Aim of the exercise:
Only the pictures are left out: repeat the rest of the entries exactly.

Data to process:
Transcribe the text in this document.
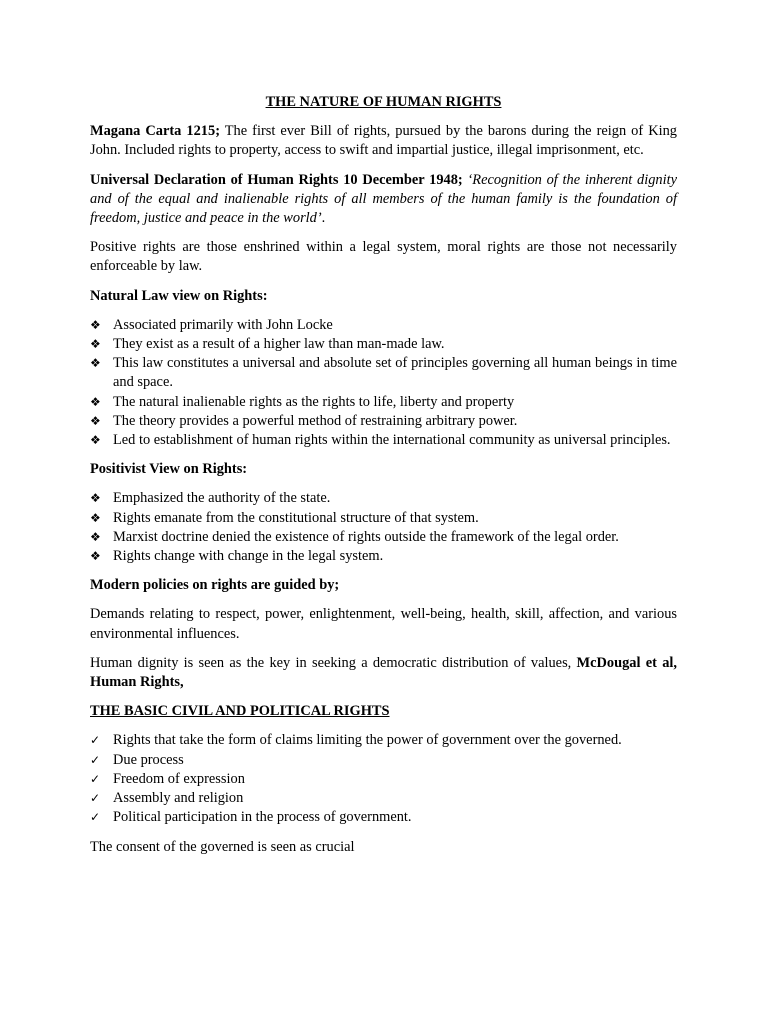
THE NATURE OF HUMAN RIGHTS

Magana Carta 1215; The first ever Bill of rights, pursued by the barons during the reign of King John. Included rights to property, access to swift and impartial justice, illegal imprisonment, etc.

Universal Declaration of Human Rights 10 December 1948; ‘Recognition of the inherent dignity and of the equal and inalienable rights of all members of the human family is the foundation of freedom, justice and peace in the world’.

Positive rights are those enshrined within a legal system, moral rights are those not necessarily enforceable by law.

Natural Law view on Rights:
❖ Associated primarily with John Locke
❖ They exist as a result of a higher law than man-made law.
❖ This law constitutes a universal and absolute set of principles governing all human beings in time and space.
❖ The natural inalienable rights as the rights to life, liberty and property
❖ The theory provides a powerful method of restraining arbitrary power.
❖ Led to establishment of human rights within the international community as universal principles.
Positivist View on Rights:
❖ Emphasized the authority of the state.
❖ Rights emanate from the constitutional structure of that system.
❖ Marxist doctrine denied the existence of rights outside the framework of the legal order.
❖ Rights change with change in the legal system.
Modern policies on rights are guided by;

Demands relating to respect, power, enlightenment, well-being, health, skill, affection, and various environmental influences.

Human dignity is seen as the key in seeking a democratic distribution of values, McDougal et al, Human Rights,

THE BASIC CIVIL AND POLITICAL RIGHTS
✓ Rights that take the form of claims limiting the power of government over the governed.
✓ Due process
✓ Freedom of expression
✓ Assembly and religion
✓ Political participation in the process of government.

The consent of the governed is seen as crucial
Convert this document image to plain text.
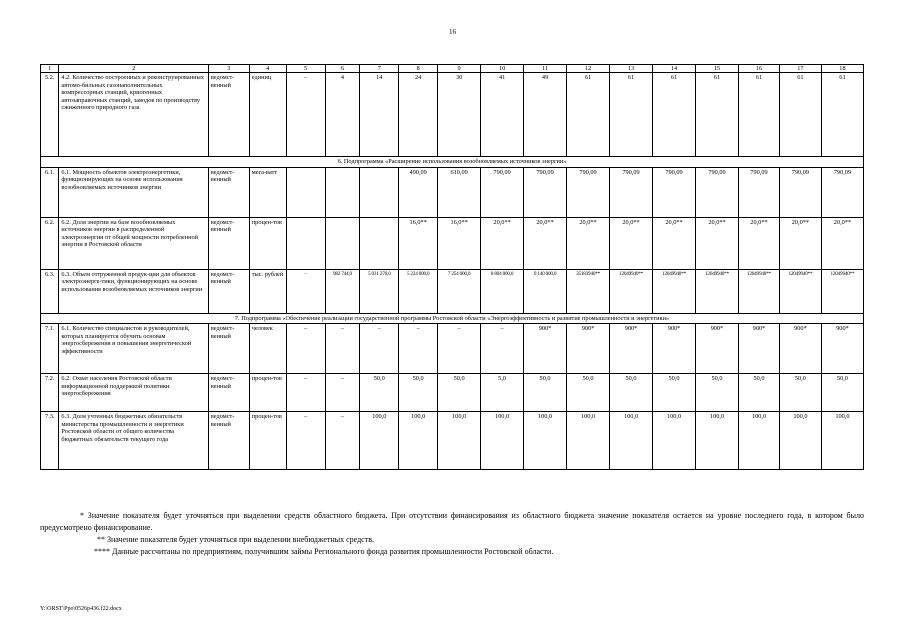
16
1	2	3	4	5	6	7	8	9	10	11	12	13	14	15	16	17	18
5.2.	4.2. Количество построенных и реконструированных автомо-бильных газонаполнительных компрессорных станций, криогенных автозаправочных станций, заводов по производству сжиженного природного газа	ведомст-венный	единиц	–	4	14	24	30	41	49	61	61	61	61	61	61	61
6. Подпрограмма «Расширение использования возобновляемых источников энергии»																	
6.1.	6.1. Мощность объектов электроэнергетики, функционирующих на основе использования возобновляемых источников энергии	ведомст-венный	мега-ватт				490,09	610,09	790,09	790,09	790,09	790,09	790,09	790,09	790,09	790,09	790,09
6.2.	6.2. Доля энергии на базе возобновляемых источников энергии в распределенной электроэнергии от общей мощности потребленной энергии в Ростовской области	ведомст-венный	процен-тов				16,0**	16,0**	20,0**	20,0**	20,0**	20,0**	20,0**	20,0**	20,0**	20,0**	20,0**
6.3.	6.3. Объем отгруженной продук-ции для объектов электроэнерге-тики, функционирующих на основе использования возобновляемых источников энергии	ведомст-венный	тыс. рублей	–	982 744,0	5 031 270,0	5 224 000,0	7 254 000,0	8 804 000,0	9 140 000,0	35183940**	12049940**	12049940**	12049940**	12049940**	12049940**	12049940**
7. Подпрограмма «Обеспечение реализации государственной программы Ростовской области «Энергоэффективность и развитие промышленности и энергетики»																	
7.1.	6.1. Количество специалистов и руководителей, которых планируется обучить основам энергосбережения и повышения энергетической эффективности	ведомст-венный	человек	–	–	–	–	–	–	900*	900*	900*	900*	900*	900*	900*	900*
7.2.	6.2. Охват населения Ростовской области информационной поддержкой политики энергосбережения	ведомст-венный	процен-тов	–	–	50,0	50,0	50,0	5,0	50,0	50,0	50,0	50,0	50,0	50,0	50,0	50,0
7.3.	6.3. Доля учтенных бюджетных обязательств министерства промышленности и энергетики Ростовской области от общего количества бюджетных обязательств текущего года	ведомст-венный	процен-тов	–	–	100,0	100,0	100,0	100,0	100,0	100,0	100,0	100,0	100,0	100,0	100,0	100,0

* Значение показателя будет уточняться при выделении средств областного бюджета. При отсутствии финансирования из областного бюджета значение показателя остается на уровне последнего года, в котором было предусмотрено финансирование.

** Значение показателя будет уточняться при выделении внебюджетных средств.

**** Данные рассчитаны по предприятиям, получившим займы Регионального фонда развития промышленности Ростовской области.

Y:\ORST\Ppo\0526p436.f22.docx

Result of the task:
Transcribe the text in this document.
THE NATURE OF HUMAN RIGHTS

Magana Carta 1215; The first ever Bill of rights, pursued by the barons during the reign of King John. Included rights to property, access to swift and impartial justice, illegal imprisonment, etc.

Universal Declaration of Human Rights 10 December 1948; ‘Recognition of the inherent dignity and of the equal and inalienable rights of all members of the human family is the foundation of freedom, justice and peace in the world’.

Positive rights are those enshrined within a legal system, moral rights are those not necessarily enforceable by law.

Natural Law view on Rights:
❖ Associated primarily with John Locke
❖ They exist as a result of a higher law than man-made law.
❖ This law constitutes a universal and absolute set of principles governing all human beings in time and space.
❖ The natural inalienable rights as the rights to life, liberty and property
❖ The theory provides a powerful method of restraining arbitrary power.
❖ Led to establishment of human rights within the international community as universal principles.
Positivist View on Rights:
❖ Emphasized the authority of the state.
❖ Rights emanate from the constitutional structure of that system.
❖ Marxist doctrine denied the existence of rights outside the framework of the legal order.
❖ Rights change with change in the legal system.
Modern policies on rights are guided by;

Demands relating to respect, power, enlightenment, well-being, health, skill, affection, and various environmental influences.

Human dignity is seen as the key in seeking a democratic distribution of values, McDougal et al, Human Rights,

THE BASIC CIVIL AND POLITICAL RIGHTS
✓ Rights that take the form of claims limiting the power of government over the governed.
✓ Due process
✓ Freedom of expression
✓ Assembly and religion
✓ Political participation in the process of government.

The consent of the governed is seen as crucial
Convert this document image to plain text.
16
1	2	3	4	5	6	7	8	9	10	11	12	13	14	15	16	17	18
5.2.	4.2. Количество построенных и реконструированных автомо-бильных газонаполнительных компрессорных станций, криогенных автозаправочных станций, заводов по производству сжиженного природного газа	ведомст-венный	единиц	–	4	14	24	30	41	49	61	61	61	61	61	61	61
6. Подпрограмма «Расширение использования возобновляемых источников энергии»																	
6.1.	6.1. Мощность объектов электроэнергетики, функционирующих на основе использования возобновляемых источников энергии	ведомст-венный	мега-ватт				490,09	610,09	790,09	790,09	790,09	790,09	790,09	790,09	790,09	790,09	790,09
6.2.	6.2. Доля энергии на базе возобновляемых источников энергии в распределенной электроэнергии от общей мощности потребленной энергии в Ростовской области	ведомст-венный	процен-тов				16,0**	16,0**	20,0**	20,0**	20,0**	20,0**	20,0**	20,0**	20,0**	20,0**	20,0**
6.3.	6.3. Объем отгруженной продук-ции для объектов электроэнерге-тики, функционирующих на основе использования возобновляемых источников энергии	ведомст-венный	тыс. рублей	–	982 744,0	5 031 270,0	5 224 000,0	7 254 000,0	8 804 000,0	9 140 000,0	35183940**	12049940**	12049940**	12049940**	12049940**	12049940**	12049940**
7. Подпрограмма «Обеспечение реализации государственной программы Ростовской области «Энергоэффективность и развитие промышленности и энергетики»																	
7.1.	6.1. Количество специалистов и руководителей, которых планируется обучить основам энергосбережения и повышения энергетической эффективности	ведомст-венный	человек	–	–	–	–	–	–	900*	900*	900*	900*	900*	900*	900*	900*
7.2.	6.2. Охват населения Ростовской области информационной поддержкой политики энергосбережения	ведомст-венный	процен-тов	–	–	50,0	50,0	50,0	5,0	50,0	50,0	50,0	50,0	50,0	50,0	50,0	50,0
7.3.	6.3. Доля учтенных бюджетных обязательств министерства промышленности и энергетики Ростовской области от общего количества бюджетных обязательств текущего года	ведомст-венный	процен-тов	–	–	100,0	100,0	100,0	100,0	100,0	100,0	100,0	100,0	100,0	100,0	100,0	100,0

* Значение показателя будет уточняться при выделении средств областного бюджета. При отсутствии финансирования из областного бюджета значение показателя остается на уровне последнего года, в котором было предусмотрено финансирование.

** Значение показателя будет уточняться при выделении внебюджетных средств.

**** Данные рассчитаны по предприятиям, получившим займы Регионального фонда развития промышленности Ростовской области.

Y:\ORST\Ppo\0526p436.f22.docx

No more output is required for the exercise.